● **The request**:
Take the data below and repeat it exactly.

(Lines of data)
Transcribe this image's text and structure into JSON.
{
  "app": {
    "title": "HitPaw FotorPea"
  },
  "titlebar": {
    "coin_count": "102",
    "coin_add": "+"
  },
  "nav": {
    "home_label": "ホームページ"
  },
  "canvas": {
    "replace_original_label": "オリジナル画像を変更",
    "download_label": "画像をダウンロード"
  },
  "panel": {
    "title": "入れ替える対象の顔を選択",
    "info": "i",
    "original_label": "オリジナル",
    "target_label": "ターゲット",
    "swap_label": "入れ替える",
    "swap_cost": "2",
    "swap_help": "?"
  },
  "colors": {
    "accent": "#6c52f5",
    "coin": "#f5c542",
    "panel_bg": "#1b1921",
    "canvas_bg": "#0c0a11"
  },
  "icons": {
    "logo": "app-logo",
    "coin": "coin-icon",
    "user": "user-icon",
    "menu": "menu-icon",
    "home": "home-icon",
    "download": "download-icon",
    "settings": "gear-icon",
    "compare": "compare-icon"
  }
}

● **Answer to this problem**:
Transcribe this image's text and structure into JSON.
{
  "app": {
    "title": "HitPaw FotorPea"
  },
  "titlebar": {
    "coin_count": "102",
    "coin_add": "+"
  },
  "nav": {
    "home_label": "ホームページ"
  },
  "canvas": {
    "replace_original_label": "オリジナル画像を変更",
    "download_label": "画像をダウンロード"
  },
  "panel": {
    "title": "入れ替える対象の顔を選択",
    "info": "i",
    "original_label": "オリジナル",
    "target_label": "ターゲット",
    "swap_label": "入れ替える",
    "swap_cost": "2",
    "swap_help": "?"
  },
  "colors": {
    "accent": "#6c52f5",
    "coin": "#f5c542",
    "panel_bg": "#1b1921",
    "canvas_bg": "#0c0a11"
  },
  "icons": {
    "logo": "app-logo",
    "coin": "coin-icon",
    "user": "user-icon",
    "menu": "menu-icon",
    "home": "home-icon",
    "download": "download-icon",
    "settings": "gear-icon",
    "compare": "compare-icon"
  }
}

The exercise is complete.